Excerpts from a figure dataset
• • • • •
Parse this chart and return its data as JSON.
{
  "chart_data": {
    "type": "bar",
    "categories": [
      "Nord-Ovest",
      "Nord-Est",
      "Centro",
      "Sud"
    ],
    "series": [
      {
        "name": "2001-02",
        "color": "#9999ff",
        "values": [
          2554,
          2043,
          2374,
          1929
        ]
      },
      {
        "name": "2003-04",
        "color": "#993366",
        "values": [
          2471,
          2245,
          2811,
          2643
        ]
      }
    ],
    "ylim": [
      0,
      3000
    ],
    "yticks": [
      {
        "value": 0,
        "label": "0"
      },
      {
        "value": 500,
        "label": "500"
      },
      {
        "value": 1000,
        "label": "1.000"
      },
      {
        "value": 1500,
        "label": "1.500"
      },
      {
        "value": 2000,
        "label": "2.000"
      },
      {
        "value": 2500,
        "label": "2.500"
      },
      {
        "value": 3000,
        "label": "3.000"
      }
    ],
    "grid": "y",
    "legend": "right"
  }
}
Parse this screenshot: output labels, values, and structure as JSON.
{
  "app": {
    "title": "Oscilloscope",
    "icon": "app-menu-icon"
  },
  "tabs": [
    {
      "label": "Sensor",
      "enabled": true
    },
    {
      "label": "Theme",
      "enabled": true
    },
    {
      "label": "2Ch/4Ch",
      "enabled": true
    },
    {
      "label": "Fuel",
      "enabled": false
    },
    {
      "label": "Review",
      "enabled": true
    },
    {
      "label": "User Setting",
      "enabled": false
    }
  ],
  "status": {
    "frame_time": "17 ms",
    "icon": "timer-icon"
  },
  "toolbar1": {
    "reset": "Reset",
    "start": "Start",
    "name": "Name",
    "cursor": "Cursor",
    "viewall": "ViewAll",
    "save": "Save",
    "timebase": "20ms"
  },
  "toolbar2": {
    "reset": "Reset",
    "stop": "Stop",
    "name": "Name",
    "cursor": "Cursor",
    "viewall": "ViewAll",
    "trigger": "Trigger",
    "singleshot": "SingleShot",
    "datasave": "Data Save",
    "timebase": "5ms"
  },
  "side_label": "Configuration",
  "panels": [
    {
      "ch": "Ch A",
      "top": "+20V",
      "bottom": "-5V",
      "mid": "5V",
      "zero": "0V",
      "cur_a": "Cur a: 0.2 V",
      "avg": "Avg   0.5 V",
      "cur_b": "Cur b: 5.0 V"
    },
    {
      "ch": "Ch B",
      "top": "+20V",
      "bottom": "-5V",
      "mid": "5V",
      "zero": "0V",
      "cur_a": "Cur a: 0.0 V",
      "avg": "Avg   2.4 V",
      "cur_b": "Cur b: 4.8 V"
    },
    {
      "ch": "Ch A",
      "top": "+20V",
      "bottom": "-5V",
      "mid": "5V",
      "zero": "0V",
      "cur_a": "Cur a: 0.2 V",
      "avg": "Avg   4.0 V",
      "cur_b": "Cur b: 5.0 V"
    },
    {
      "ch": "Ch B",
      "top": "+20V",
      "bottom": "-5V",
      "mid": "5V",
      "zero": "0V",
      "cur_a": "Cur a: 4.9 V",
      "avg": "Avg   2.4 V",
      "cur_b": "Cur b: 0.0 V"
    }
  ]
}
• • • • •
§ Goal: Repeat every line of the material exactly as given.

§ Answer to the task:
Parse this chart and return its data as JSON.
{
  "chart_data": {
    "type": "bar",
    "categories": [
      "Nord-Ovest",
      "Nord-Est",
      "Centro",
      "Sud"
    ],
    "series": [
      {
        "name": "2001-02",
        "color": "#9999ff",
        "values": [
          2554,
          2043,
          2374,
          1929
        ]
      },
      {
        "name": "2003-04",
        "color": "#993366",
        "values": [
          2471,
          2245,
          2811,
          2643
        ]
      }
    ],
    "ylim": [
      0,
      3000
    ],
    "yticks": [
      {
        "value": 0,
        "label": "0"
      },
      {
        "value": 500,
        "label": "500"
      },
      {
        "value": 1000,
        "label": "1.000"
      },
      {
        "value": 1500,
        "label": "1.500"
      },
      {
        "value": 2000,
        "label": "2.000"
      },
      {
        "value": 2500,
        "label": "2.500"
      },
      {
        "value": 3000,
        "label": "3.000"
      }
    ],
    "grid": "y",
    "legend": "right"
  }
}
Parse this screenshot: output labels, values, and structure as JSON.
{
  "app": {
    "title": "Oscilloscope",
    "icon": "app-menu-icon"
  },
  "tabs": [
    {
      "label": "Sensor",
      "enabled": true
    },
    {
      "label": "Theme",
      "enabled": true
    },
    {
      "label": "2Ch/4Ch",
      "enabled": true
    },
    {
      "label": "Fuel",
      "enabled": false
    },
    {
      "label": "Review",
      "enabled": true
    },
    {
      "label": "User Setting",
      "enabled": false
    }
  ],
  "status": {
    "frame_time": "17 ms",
    "icon": "timer-icon"
  },
  "toolbar1": {
    "reset": "Reset",
    "start": "Start",
    "name": "Name",
    "cursor": "Cursor",
    "viewall": "ViewAll",
    "save": "Save",
    "timebase": "20ms"
  },
  "toolbar2": {
    "reset": "Reset",
    "stop": "Stop",
    "name": "Name",
    "cursor": "Cursor",
    "viewall": "ViewAll",
    "trigger": "Trigger",
    "singleshot": "SingleShot",
    "datasave": "Data Save",
    "timebase": "5ms"
  },
  "side_label": "Configuration",
  "panels": [
    {
      "ch": "Ch A",
      "top": "+20V",
      "bottom": "-5V",
      "mid": "5V",
      "zero": "0V",
      "cur_a": "Cur a: 0.2 V",
      "avg": "Avg   0.5 V",
      "cur_b": "Cur b: 5.0 V"
    },
    {
      "ch": "Ch B",
      "top": "+20V",
      "bottom": "-5V",
      "mid": "5V",
      "zero": "0V",
      "cur_a": "Cur a: 0.0 V",
      "avg": "Avg   2.4 V",
      "cur_b": "Cur b: 4.8 V"
    },
    {
      "ch": "Ch A",
      "top": "+20V",
      "bottom": "-5V",
      "mid": "5V",
      "zero": "0V",
      "cur_a": "Cur a: 0.2 V",
      "avg": "Avg   4.0 V",
      "cur_b": "Cur b: 5.0 V"
    },
    {
      "ch": "Ch B",
      "top": "+20V",
      "bottom": "-5V",
      "mid": "5V",
      "zero": "0V",
      "cur_a": "Cur a: 4.9 V",
      "avg": "Avg   2.4 V",
      "cur_b": "Cur b: 0.0 V"
    }
  ]
}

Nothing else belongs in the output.